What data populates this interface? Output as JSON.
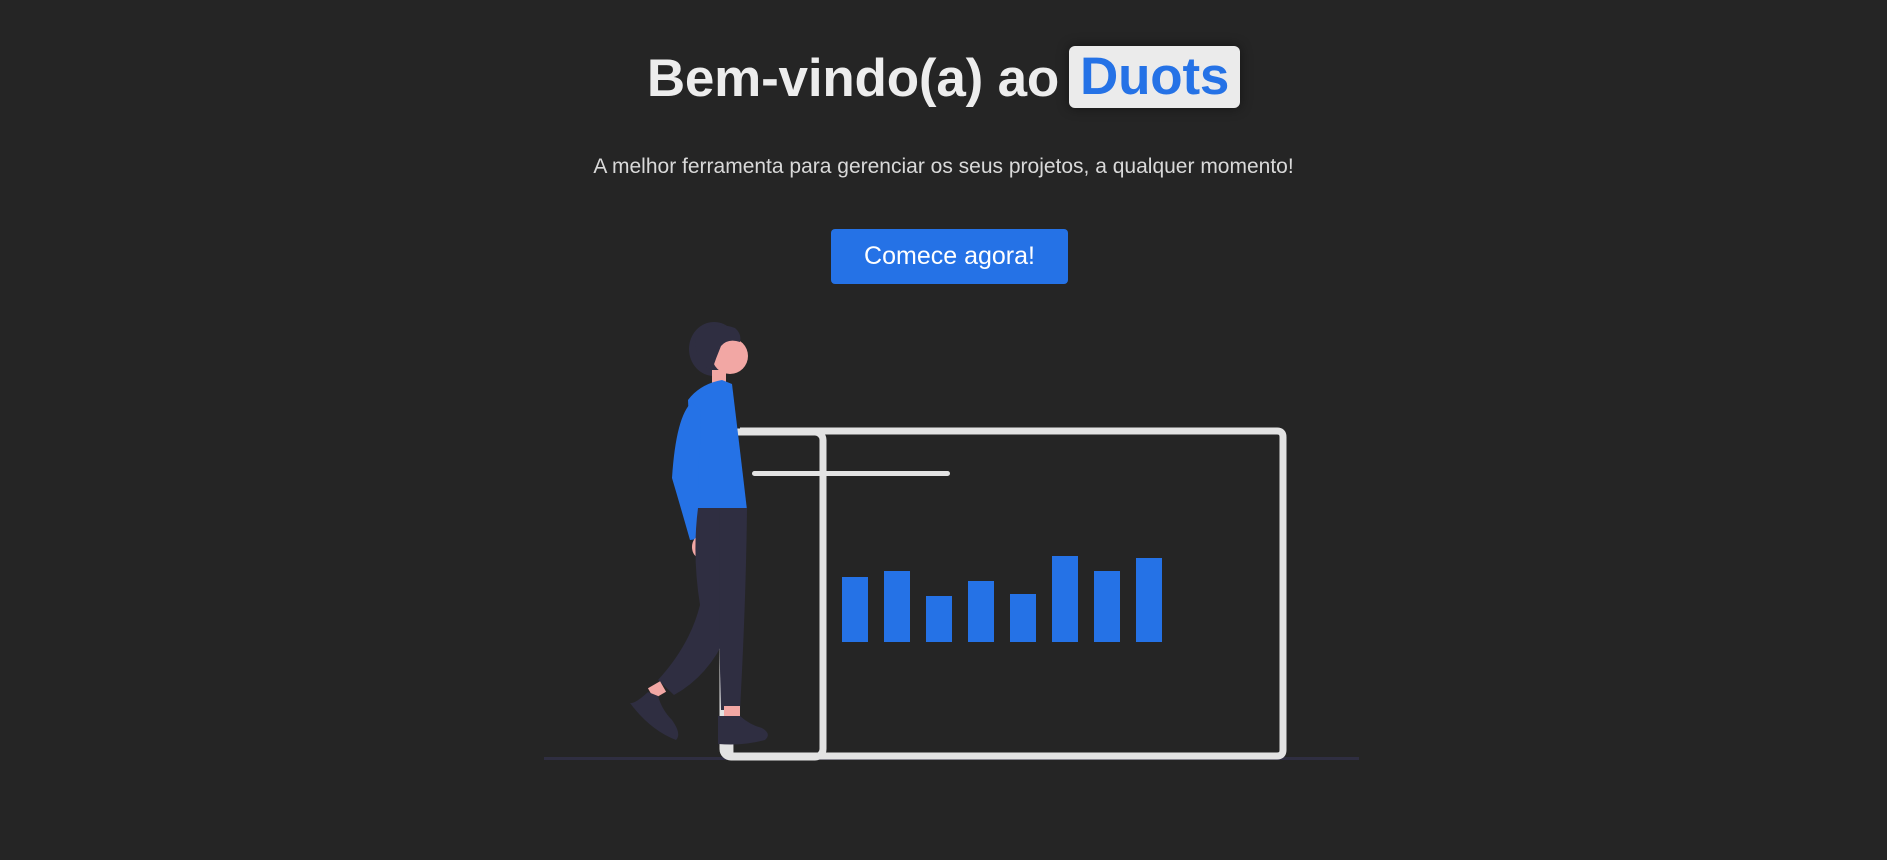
{
  "hero": {
    "title_prefix": "Bem-vindo(a) ao",
    "brand_name": "Duots",
    "subtitle": "A melhor ferramenta para gerenciar os seus projetos, a qualquer momento!"
  },
  "cta": {
    "label": "Comece agora!"
  },
  "illustration": {
    "icon": "person-presenting-chart-illustration",
    "bar_levels": [
      0.62,
      0.68,
      0.44,
      0.58,
      0.46,
      0.82,
      0.68,
      0.8
    ]
  },
  "colors": {
    "background": "#252525",
    "accent": "#2572e6",
    "title_text": "#ededed",
    "badge_background": "#ebebeb",
    "board_outline": "#e3e3e3",
    "figure_dark": "#2f2e41",
    "skin": "#f2a7a4"
  }
}
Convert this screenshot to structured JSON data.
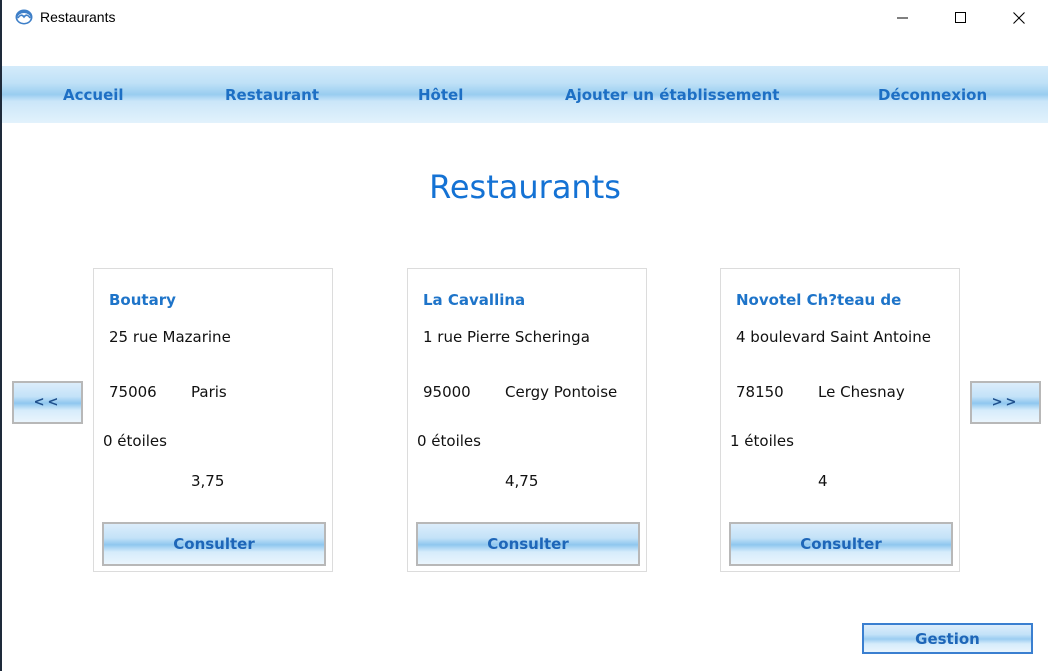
{
  "window": {
    "title": "Restaurants",
    "icon": "app-logo-icon"
  },
  "nav": {
    "items": [
      {
        "label": "Accueil"
      },
      {
        "label": "Restaurant"
      },
      {
        "label": "Hôtel"
      },
      {
        "label": "Ajouter un établissement"
      },
      {
        "label": "Déconnexion"
      }
    ]
  },
  "page": {
    "title": "Restaurants"
  },
  "cards": [
    {
      "name": "Boutary",
      "address": "25 rue Mazarine",
      "zip": "75006",
      "city": "Paris",
      "stars": "0 étoiles",
      "rating": "3,75",
      "button": "Consulter"
    },
    {
      "name": "La Cavallina",
      "address": "1 rue Pierre Scheringa",
      "zip": "95000",
      "city": "Cergy Pontoise",
      "stars": "0 étoiles",
      "rating": "4,75",
      "button": "Consulter"
    },
    {
      "name": "Novotel Ch?teau de",
      "address": "4 boulevard Saint Antoine",
      "zip": "78150",
      "city": "Le Chesnay",
      "stars": "1 étoiles",
      "rating": "4",
      "button": "Consulter"
    }
  ],
  "pager": {
    "prev": "<<",
    "next": ">>"
  },
  "footer": {
    "gestion": "Gestion"
  },
  "colors": {
    "accent": "#1472d4",
    "nav_text": "#1d6fc4"
  }
}
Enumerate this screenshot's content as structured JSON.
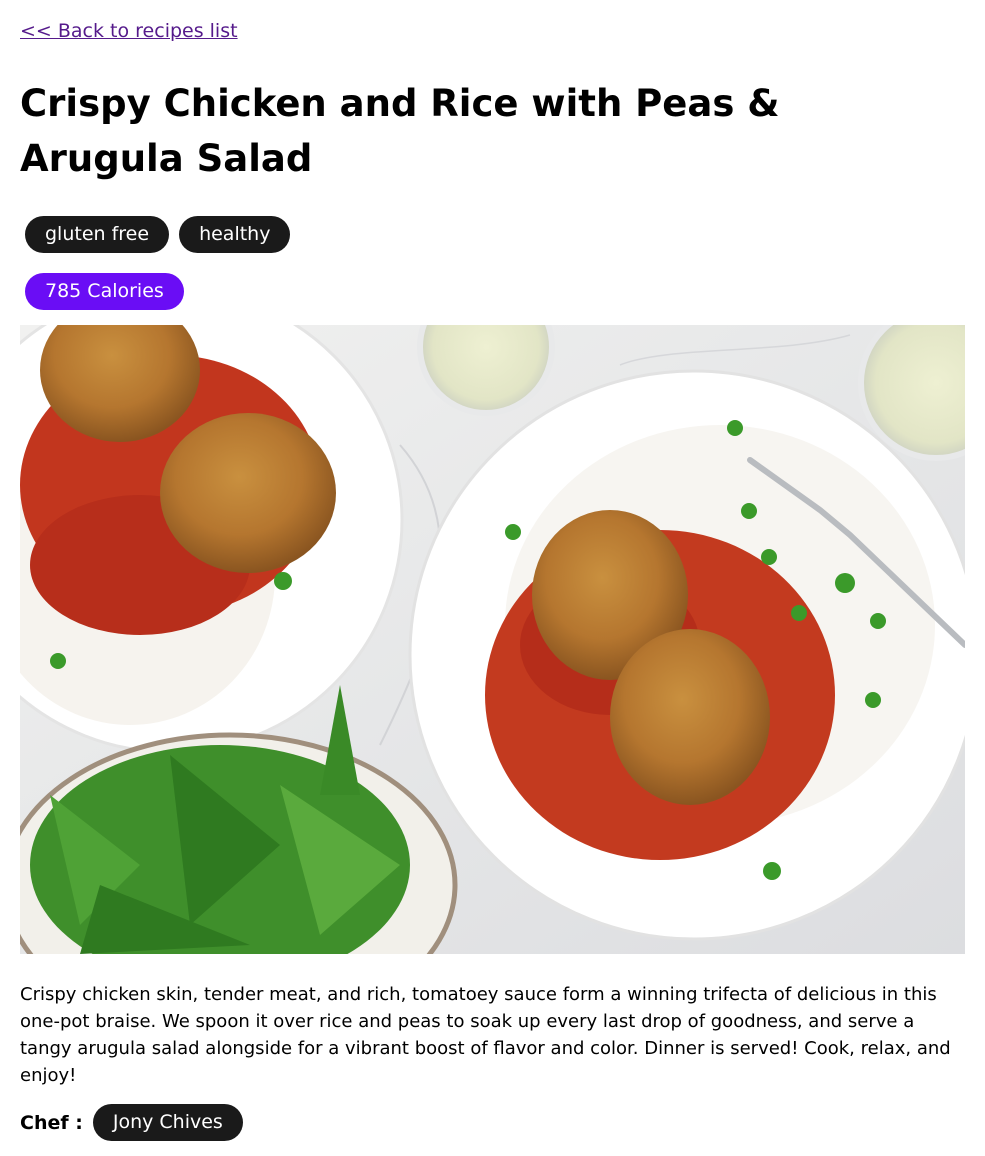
{
  "nav": {
    "back_label": "<< Back to recipes list"
  },
  "recipe": {
    "title": "Crispy Chicken and Rice with Peas & Arugula Salad",
    "tags": [
      "gluten free",
      "healthy"
    ],
    "calories_label": "785 Calories",
    "description": "Crispy chicken skin, tender meat, and rich, tomatoey sauce form a winning trifecta of delicious in this one-pot braise. We spoon it over rice and peas to soak up every last drop of goodness, and serve a tangy arugula salad alongside for a vibrant boost of flavor and color. Dinner is served! Cook, relax, and enjoy!",
    "chef_label": "Chef :",
    "chef_name": "Jony Chives"
  },
  "colors": {
    "tag_bg": "#1a1a1a",
    "calories_bg": "#6a0df5",
    "link": "#551a8b"
  }
}
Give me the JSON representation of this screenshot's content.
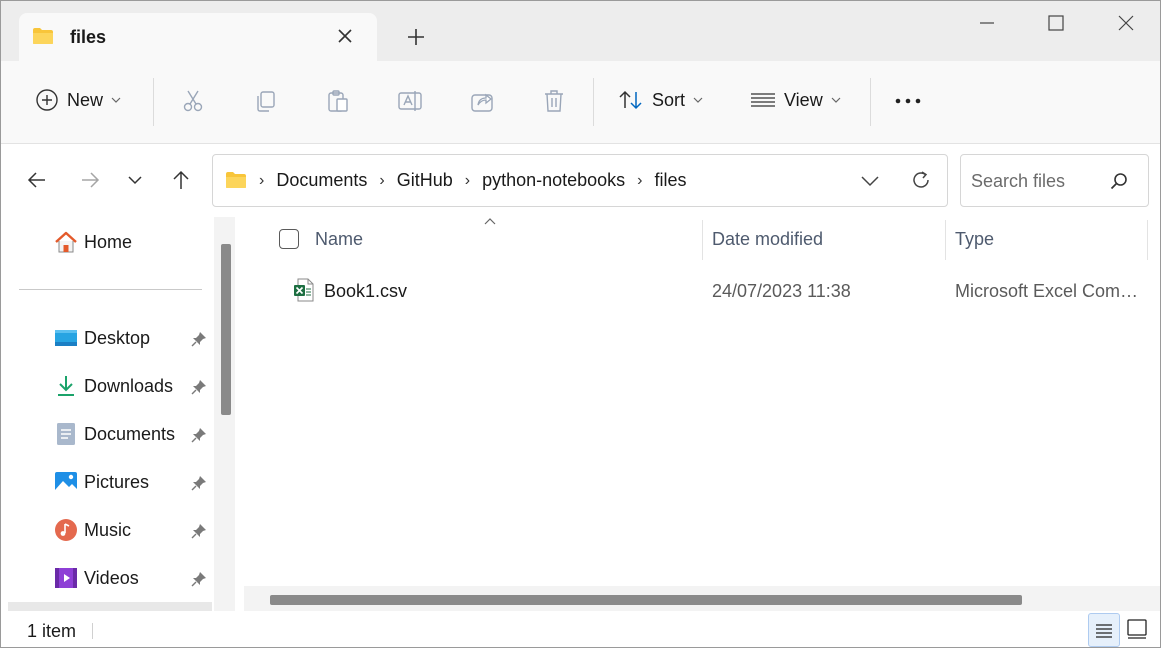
{
  "tab": {
    "title": "files"
  },
  "commandbar": {
    "new_label": "New",
    "sort_label": "Sort",
    "view_label": "View"
  },
  "address": {
    "crumbs": [
      "Documents",
      "GitHub",
      "python-notebooks",
      "files"
    ]
  },
  "search": {
    "placeholder": "Search files"
  },
  "sidebar": {
    "home": "Home",
    "items": [
      {
        "label": "Desktop",
        "icon": "desktop-icon"
      },
      {
        "label": "Downloads",
        "icon": "downloads-icon"
      },
      {
        "label": "Documents",
        "icon": "documents-icon"
      },
      {
        "label": "Pictures",
        "icon": "pictures-icon"
      },
      {
        "label": "Music",
        "icon": "music-icon"
      },
      {
        "label": "Videos",
        "icon": "videos-icon"
      }
    ]
  },
  "columns": {
    "name": "Name",
    "date": "Date modified",
    "type": "Type"
  },
  "files": [
    {
      "name": "Book1.csv",
      "date": "24/07/2023 11:38",
      "type": "Microsoft Excel Com…",
      "icon": "excel-csv-icon"
    }
  ],
  "status": {
    "count": "1 item"
  },
  "colors": {
    "accent": "#0067c0",
    "folder": "#f8c53a",
    "excel": "#1d6f42"
  }
}
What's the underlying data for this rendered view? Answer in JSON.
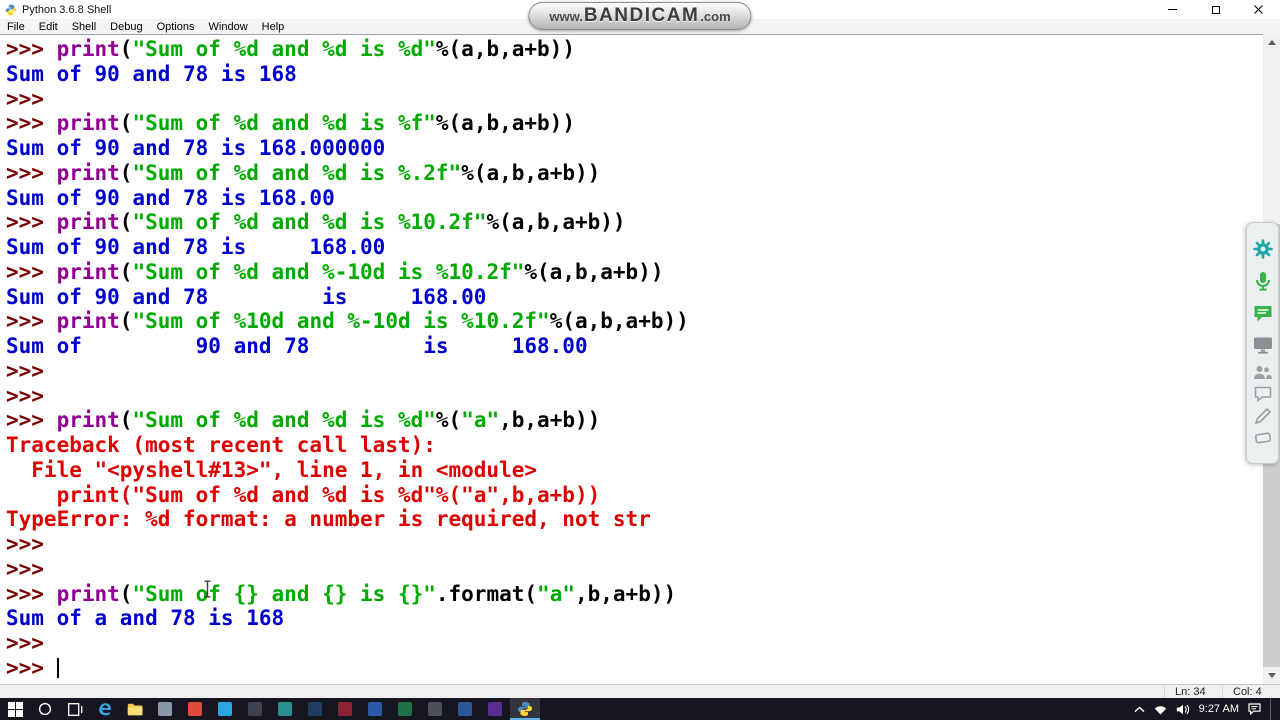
{
  "window": {
    "title": "Python 3.6.8 Shell"
  },
  "menu": {
    "items": [
      "File",
      "Edit",
      "Shell",
      "Debug",
      "Options",
      "Window",
      "Help"
    ]
  },
  "watermark": {
    "prefix": "www.",
    "brand": "BANDICAM",
    "suffix": ".com"
  },
  "colors": {
    "prompt": "#770000",
    "builtin": "#900090",
    "string": "#00aa00",
    "stdout": "#0000cd",
    "stderr": "#dd0000",
    "plain": "#000000",
    "taskbar_bg": "#161621",
    "accent_active": "#5fb2e8"
  },
  "shell": {
    "cursor_line": 25,
    "lines": [
      [
        {
          "t": ">>> ",
          "c": "p"
        },
        {
          "t": "print",
          "c": "b"
        },
        {
          "t": "(",
          "c": "n"
        },
        {
          "t": "\"Sum of %d and %d is %d\"",
          "c": "s"
        },
        {
          "t": "%(a,b,a+b))",
          "c": "n"
        }
      ],
      [
        {
          "t": "Sum of 90 and 78 is 168",
          "c": "o"
        }
      ],
      [
        {
          "t": ">>> ",
          "c": "p"
        }
      ],
      [
        {
          "t": ">>> ",
          "c": "p"
        },
        {
          "t": "print",
          "c": "b"
        },
        {
          "t": "(",
          "c": "n"
        },
        {
          "t": "\"Sum of %d and %d is %f\"",
          "c": "s"
        },
        {
          "t": "%(a,b,a+b))",
          "c": "n"
        }
      ],
      [
        {
          "t": "Sum of 90 and 78 is 168.000000",
          "c": "o"
        }
      ],
      [
        {
          "t": ">>> ",
          "c": "p"
        },
        {
          "t": "print",
          "c": "b"
        },
        {
          "t": "(",
          "c": "n"
        },
        {
          "t": "\"Sum of %d and %d is %.2f\"",
          "c": "s"
        },
        {
          "t": "%(a,b,a+b))",
          "c": "n"
        }
      ],
      [
        {
          "t": "Sum of 90 and 78 is 168.00",
          "c": "o"
        }
      ],
      [
        {
          "t": ">>> ",
          "c": "p"
        },
        {
          "t": "print",
          "c": "b"
        },
        {
          "t": "(",
          "c": "n"
        },
        {
          "t": "\"Sum of %d and %d is %10.2f\"",
          "c": "s"
        },
        {
          "t": "%(a,b,a+b))",
          "c": "n"
        }
      ],
      [
        {
          "t": "Sum of 90 and 78 is     168.00",
          "c": "o"
        }
      ],
      [
        {
          "t": ">>> ",
          "c": "p"
        },
        {
          "t": "print",
          "c": "b"
        },
        {
          "t": "(",
          "c": "n"
        },
        {
          "t": "\"Sum of %d and %-10d is %10.2f\"",
          "c": "s"
        },
        {
          "t": "%(a,b,a+b))",
          "c": "n"
        }
      ],
      [
        {
          "t": "Sum of 90 and 78         is     168.00",
          "c": "o"
        }
      ],
      [
        {
          "t": ">>> ",
          "c": "p"
        },
        {
          "t": "print",
          "c": "b"
        },
        {
          "t": "(",
          "c": "n"
        },
        {
          "t": "\"Sum of %10d and %-10d is %10.2f\"",
          "c": "s"
        },
        {
          "t": "%(a,b,a+b))",
          "c": "n"
        }
      ],
      [
        {
          "t": "Sum of         90 and 78         is     168.00",
          "c": "o"
        }
      ],
      [
        {
          "t": ">>> ",
          "c": "p"
        }
      ],
      [
        {
          "t": ">>> ",
          "c": "p"
        }
      ],
      [
        {
          "t": ">>> ",
          "c": "p"
        },
        {
          "t": "print",
          "c": "b"
        },
        {
          "t": "(",
          "c": "n"
        },
        {
          "t": "\"Sum of %d and %d is %d\"",
          "c": "s"
        },
        {
          "t": "%(",
          "c": "n"
        },
        {
          "t": "\"a\"",
          "c": "s"
        },
        {
          "t": ",b,a+b))",
          "c": "n"
        }
      ],
      [
        {
          "t": "Traceback (most recent call last):",
          "c": "e"
        }
      ],
      [
        {
          "t": "  File \"<pyshell#13>\", line 1, in <module>",
          "c": "e"
        }
      ],
      [
        {
          "t": "    print(\"Sum of %d and %d is %d\"%(\"a\",b,a+b))",
          "c": "e"
        }
      ],
      [
        {
          "t": "TypeError: %d format: a number is required, not str",
          "c": "e"
        }
      ],
      [
        {
          "t": ">>> ",
          "c": "p"
        }
      ],
      [
        {
          "t": ">>> ",
          "c": "p"
        }
      ],
      [
        {
          "t": ">>> ",
          "c": "p"
        },
        {
          "t": "print",
          "c": "b"
        },
        {
          "t": "(",
          "c": "n"
        },
        {
          "t": "\"Sum of {} and {} is {}\"",
          "c": "s"
        },
        {
          "t": ".format(",
          "c": "n"
        },
        {
          "t": "\"a\"",
          "c": "s"
        },
        {
          "t": ",b,a+b))",
          "c": "n"
        }
      ],
      [
        {
          "t": "Sum of a and 78 is 168",
          "c": "o"
        }
      ],
      [
        {
          "t": ">>> ",
          "c": "p"
        }
      ],
      [
        {
          "t": ">>> ",
          "c": "p"
        }
      ]
    ]
  },
  "status": {
    "ln": "Ln: 34",
    "col": "Col: 4"
  },
  "annotation_toolbar": {
    "icons": [
      {
        "name": "gear-icon",
        "color": "#1ba8a8"
      },
      {
        "name": "mic-icon",
        "color": "#35b24a"
      },
      {
        "name": "chat-icon",
        "color": "#35b24a"
      },
      {
        "name": "screen-share-icon",
        "color": "#8b9196"
      },
      {
        "name": "people-icon",
        "color": "#9aa0a6"
      },
      {
        "name": "speech-bubble-icon",
        "color": "#9aa0a6"
      },
      {
        "name": "pencil-icon",
        "color": "#9aa0a6"
      },
      {
        "name": "eraser-icon",
        "color": "#9aa0a6"
      }
    ]
  },
  "taskbar": {
    "system": [
      {
        "name": "start-button",
        "icon": "windows-logo"
      },
      {
        "name": "search-button",
        "icon": "search-circle"
      },
      {
        "name": "task-view-button",
        "icon": "task-view"
      }
    ],
    "apps": [
      {
        "name": "edge",
        "icon": "edge",
        "color": "#35a7e8"
      },
      {
        "name": "file-explorer",
        "icon": "folder",
        "color": "#f2c94c"
      },
      {
        "name": "app-gray",
        "icon": "app",
        "color": "#8796a8"
      },
      {
        "name": "app-red",
        "icon": "app",
        "color": "#e04b3a"
      },
      {
        "name": "app-skype",
        "icon": "app",
        "color": "#28a7e0"
      },
      {
        "name": "app-dark",
        "icon": "app",
        "color": "#3c4250"
      },
      {
        "name": "app-teal",
        "icon": "app",
        "color": "#2a8f8f"
      },
      {
        "name": "app-navy",
        "icon": "app",
        "color": "#1d3d63"
      },
      {
        "name": "app-maroon",
        "icon": "app",
        "color": "#8d2330"
      },
      {
        "name": "app-blue",
        "icon": "app",
        "color": "#2a5aa5"
      },
      {
        "name": "app-green",
        "icon": "app",
        "color": "#1e7145"
      },
      {
        "name": "app-slate",
        "icon": "app",
        "color": "#4a4f5a"
      },
      {
        "name": "app-word",
        "icon": "app",
        "color": "#2b579a"
      },
      {
        "name": "app-violet",
        "icon": "app",
        "color": "#5c2d91"
      },
      {
        "name": "idle-python",
        "icon": "idle",
        "color": "#4b8bbe",
        "active": true
      }
    ],
    "tray": {
      "time": "9:27 AM",
      "icons": [
        "chevron-up-icon",
        "network-icon",
        "volume-icon"
      ],
      "right_icon": "action-center-icon"
    }
  }
}
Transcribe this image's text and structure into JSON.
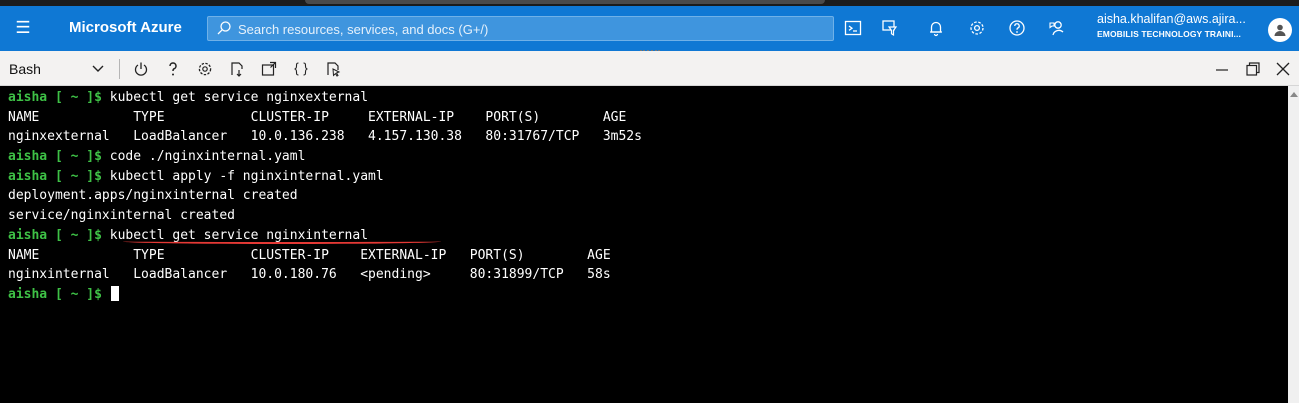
....................
Say how many lines of the data include the string "Crispy". Nothing other than the number should be given.

2